Stored items:
•••••

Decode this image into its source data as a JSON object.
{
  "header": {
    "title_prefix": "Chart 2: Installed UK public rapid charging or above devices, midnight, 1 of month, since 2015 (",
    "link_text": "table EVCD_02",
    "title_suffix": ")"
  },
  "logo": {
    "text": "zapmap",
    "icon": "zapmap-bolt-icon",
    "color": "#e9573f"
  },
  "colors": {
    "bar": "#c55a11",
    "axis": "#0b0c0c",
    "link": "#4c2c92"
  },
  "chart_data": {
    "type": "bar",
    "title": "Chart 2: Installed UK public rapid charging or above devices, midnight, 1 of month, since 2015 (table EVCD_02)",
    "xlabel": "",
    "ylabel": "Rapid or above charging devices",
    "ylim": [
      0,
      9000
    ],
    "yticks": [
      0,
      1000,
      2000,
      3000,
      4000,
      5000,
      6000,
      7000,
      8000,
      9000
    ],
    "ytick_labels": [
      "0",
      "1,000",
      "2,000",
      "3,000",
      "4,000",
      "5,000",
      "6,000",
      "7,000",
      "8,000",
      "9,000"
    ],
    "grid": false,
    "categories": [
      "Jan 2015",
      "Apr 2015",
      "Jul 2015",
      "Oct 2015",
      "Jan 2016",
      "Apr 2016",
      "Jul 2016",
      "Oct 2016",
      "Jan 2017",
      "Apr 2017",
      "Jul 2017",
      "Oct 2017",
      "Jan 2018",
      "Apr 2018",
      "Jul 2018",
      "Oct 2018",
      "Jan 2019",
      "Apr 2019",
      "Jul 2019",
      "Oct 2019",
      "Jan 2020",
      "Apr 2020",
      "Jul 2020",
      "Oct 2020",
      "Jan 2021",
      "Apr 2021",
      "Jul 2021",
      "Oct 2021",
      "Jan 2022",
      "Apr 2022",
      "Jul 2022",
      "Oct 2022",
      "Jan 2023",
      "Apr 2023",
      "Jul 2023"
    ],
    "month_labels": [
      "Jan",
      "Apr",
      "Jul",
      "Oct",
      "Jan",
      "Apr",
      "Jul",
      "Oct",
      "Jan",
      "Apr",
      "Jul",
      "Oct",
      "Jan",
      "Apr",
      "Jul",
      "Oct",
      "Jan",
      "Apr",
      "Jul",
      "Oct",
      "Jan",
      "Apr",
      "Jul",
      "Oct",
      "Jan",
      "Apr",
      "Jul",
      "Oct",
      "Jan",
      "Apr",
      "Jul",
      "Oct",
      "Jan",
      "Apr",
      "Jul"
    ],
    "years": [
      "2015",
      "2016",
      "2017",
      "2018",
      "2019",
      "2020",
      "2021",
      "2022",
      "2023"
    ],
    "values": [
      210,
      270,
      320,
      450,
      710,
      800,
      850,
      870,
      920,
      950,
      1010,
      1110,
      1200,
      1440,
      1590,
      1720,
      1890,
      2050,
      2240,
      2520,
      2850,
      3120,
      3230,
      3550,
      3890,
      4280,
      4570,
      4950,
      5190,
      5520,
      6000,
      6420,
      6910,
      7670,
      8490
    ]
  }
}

•••••

The problem: Each line of the material above needs to be quoted exactly, please.

Output of the exercise:
Decode this image into its source data as a JSON object.
{
  "header": {
    "title_prefix": "Chart 2: Installed UK public rapid charging or above devices, midnight, 1 of month, since 2015 (",
    "link_text": "table EVCD_02",
    "title_suffix": ")"
  },
  "logo": {
    "text": "zapmap",
    "icon": "zapmap-bolt-icon",
    "color": "#e9573f"
  },
  "colors": {
    "bar": "#c55a11",
    "axis": "#0b0c0c",
    "link": "#4c2c92"
  },
  "chart_data": {
    "type": "bar",
    "title": "Chart 2: Installed UK public rapid charging or above devices, midnight, 1 of month, since 2015 (table EVCD_02)",
    "xlabel": "",
    "ylabel": "Rapid or above charging devices",
    "ylim": [
      0,
      9000
    ],
    "yticks": [
      0,
      1000,
      2000,
      3000,
      4000,
      5000,
      6000,
      7000,
      8000,
      9000
    ],
    "ytick_labels": [
      "0",
      "1,000",
      "2,000",
      "3,000",
      "4,000",
      "5,000",
      "6,000",
      "7,000",
      "8,000",
      "9,000"
    ],
    "grid": false,
    "categories": [
      "Jan 2015",
      "Apr 2015",
      "Jul 2015",
      "Oct 2015",
      "Jan 2016",
      "Apr 2016",
      "Jul 2016",
      "Oct 2016",
      "Jan 2017",
      "Apr 2017",
      "Jul 2017",
      "Oct 2017",
      "Jan 2018",
      "Apr 2018",
      "Jul 2018",
      "Oct 2018",
      "Jan 2019",
      "Apr 2019",
      "Jul 2019",
      "Oct 2019",
      "Jan 2020",
      "Apr 2020",
      "Jul 2020",
      "Oct 2020",
      "Jan 2021",
      "Apr 2021",
      "Jul 2021",
      "Oct 2021",
      "Jan 2022",
      "Apr 2022",
      "Jul 2022",
      "Oct 2022",
      "Jan 2023",
      "Apr 2023",
      "Jul 2023"
    ],
    "month_labels": [
      "Jan",
      "Apr",
      "Jul",
      "Oct",
      "Jan",
      "Apr",
      "Jul",
      "Oct",
      "Jan",
      "Apr",
      "Jul",
      "Oct",
      "Jan",
      "Apr",
      "Jul",
      "Oct",
      "Jan",
      "Apr",
      "Jul",
      "Oct",
      "Jan",
      "Apr",
      "Jul",
      "Oct",
      "Jan",
      "Apr",
      "Jul",
      "Oct",
      "Jan",
      "Apr",
      "Jul",
      "Oct",
      "Jan",
      "Apr",
      "Jul"
    ],
    "years": [
      "2015",
      "2016",
      "2017",
      "2018",
      "2019",
      "2020",
      "2021",
      "2022",
      "2023"
    ],
    "values": [
      210,
      270,
      320,
      450,
      710,
      800,
      850,
      870,
      920,
      950,
      1010,
      1110,
      1200,
      1440,
      1590,
      1720,
      1890,
      2050,
      2240,
      2520,
      2850,
      3120,
      3230,
      3550,
      3890,
      4280,
      4570,
      4950,
      5190,
      5520,
      6000,
      6420,
      6910,
      7670,
      8490
    ]
  }
}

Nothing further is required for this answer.